Material provided:
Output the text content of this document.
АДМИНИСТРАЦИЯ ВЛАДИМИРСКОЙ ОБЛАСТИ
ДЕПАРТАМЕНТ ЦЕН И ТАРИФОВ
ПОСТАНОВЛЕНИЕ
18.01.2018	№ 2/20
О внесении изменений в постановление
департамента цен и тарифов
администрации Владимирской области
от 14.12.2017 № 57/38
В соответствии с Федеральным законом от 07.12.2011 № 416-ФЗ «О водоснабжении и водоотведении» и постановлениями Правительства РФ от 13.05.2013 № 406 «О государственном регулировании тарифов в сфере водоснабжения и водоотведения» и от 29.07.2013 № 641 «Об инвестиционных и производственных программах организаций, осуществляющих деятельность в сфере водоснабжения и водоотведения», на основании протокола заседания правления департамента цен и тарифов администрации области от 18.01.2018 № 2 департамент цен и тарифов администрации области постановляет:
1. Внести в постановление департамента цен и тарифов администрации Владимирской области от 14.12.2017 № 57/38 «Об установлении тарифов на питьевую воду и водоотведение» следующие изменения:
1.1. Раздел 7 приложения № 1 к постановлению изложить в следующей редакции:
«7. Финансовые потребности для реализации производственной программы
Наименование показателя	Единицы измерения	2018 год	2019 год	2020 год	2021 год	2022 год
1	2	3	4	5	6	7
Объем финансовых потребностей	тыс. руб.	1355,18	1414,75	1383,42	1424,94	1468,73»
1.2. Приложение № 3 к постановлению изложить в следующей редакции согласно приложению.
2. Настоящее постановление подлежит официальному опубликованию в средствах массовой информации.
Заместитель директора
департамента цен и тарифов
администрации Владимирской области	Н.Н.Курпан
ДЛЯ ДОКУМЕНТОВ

Problem requirements: Copy each line of the records that contains the word "следующей".

Solution below:
1.1. Раздел 7 приложения № 1 к постановлению изложить в следующей редакции:
1.2. Приложение № 3 к постановлению изложить в следующей редакции согласно приложению.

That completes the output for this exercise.